Check every line in the records below for the word "houses" and report how many have it, nothing more.

### Data section
---*---

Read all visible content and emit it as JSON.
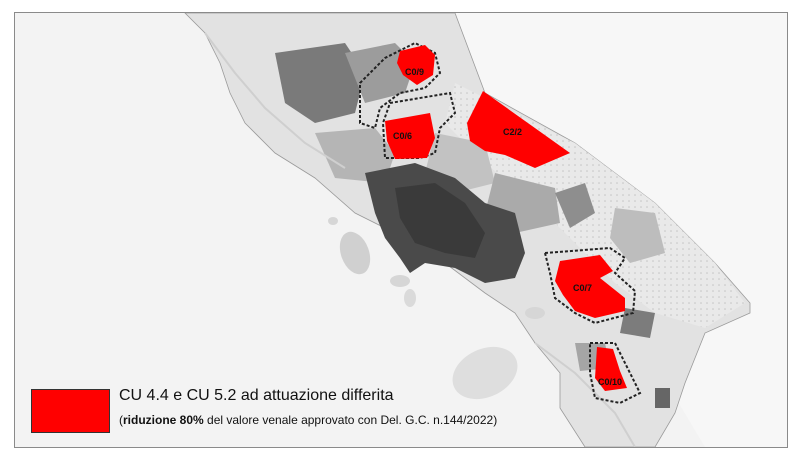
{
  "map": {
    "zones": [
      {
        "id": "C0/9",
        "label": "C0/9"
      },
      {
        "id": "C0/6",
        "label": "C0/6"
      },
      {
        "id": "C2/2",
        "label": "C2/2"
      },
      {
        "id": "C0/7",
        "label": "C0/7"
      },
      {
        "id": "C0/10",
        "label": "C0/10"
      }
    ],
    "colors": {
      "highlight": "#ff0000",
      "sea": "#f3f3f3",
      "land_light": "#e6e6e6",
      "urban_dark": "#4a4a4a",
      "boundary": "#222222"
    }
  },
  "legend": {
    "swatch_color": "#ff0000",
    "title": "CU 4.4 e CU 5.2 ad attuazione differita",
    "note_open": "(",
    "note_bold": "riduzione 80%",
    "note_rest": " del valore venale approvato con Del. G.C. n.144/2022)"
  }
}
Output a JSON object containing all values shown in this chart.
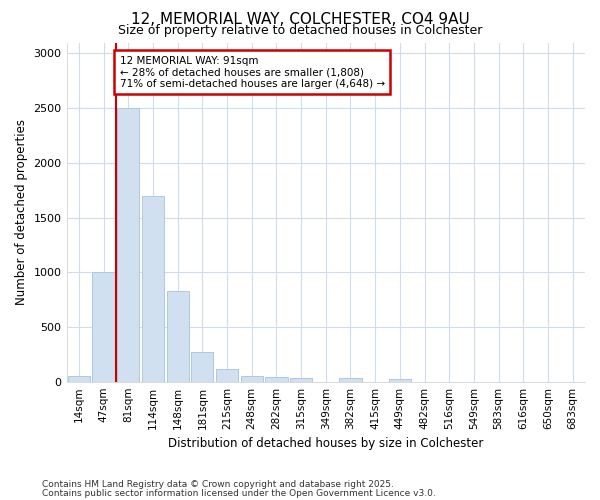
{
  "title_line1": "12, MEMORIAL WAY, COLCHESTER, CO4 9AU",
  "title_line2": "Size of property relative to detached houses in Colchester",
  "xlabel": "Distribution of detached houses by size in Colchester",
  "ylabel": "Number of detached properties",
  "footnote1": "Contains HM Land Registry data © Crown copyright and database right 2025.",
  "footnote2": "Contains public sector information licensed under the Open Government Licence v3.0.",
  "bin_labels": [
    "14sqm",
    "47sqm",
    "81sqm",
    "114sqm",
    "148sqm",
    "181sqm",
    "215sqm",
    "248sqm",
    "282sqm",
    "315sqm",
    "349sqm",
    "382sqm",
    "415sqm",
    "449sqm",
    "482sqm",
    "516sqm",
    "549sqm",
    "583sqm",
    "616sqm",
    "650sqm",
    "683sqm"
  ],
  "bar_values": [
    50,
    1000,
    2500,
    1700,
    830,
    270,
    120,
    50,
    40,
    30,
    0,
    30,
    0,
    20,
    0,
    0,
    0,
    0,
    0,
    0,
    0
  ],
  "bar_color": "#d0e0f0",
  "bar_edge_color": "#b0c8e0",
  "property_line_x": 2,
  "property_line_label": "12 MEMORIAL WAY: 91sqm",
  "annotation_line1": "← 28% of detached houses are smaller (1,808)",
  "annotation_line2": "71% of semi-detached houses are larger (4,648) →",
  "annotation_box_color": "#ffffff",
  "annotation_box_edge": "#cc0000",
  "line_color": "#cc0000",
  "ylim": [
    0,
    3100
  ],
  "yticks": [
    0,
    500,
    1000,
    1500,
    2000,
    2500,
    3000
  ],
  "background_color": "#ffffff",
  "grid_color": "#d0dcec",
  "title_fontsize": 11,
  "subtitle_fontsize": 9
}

---*---

### Written response
4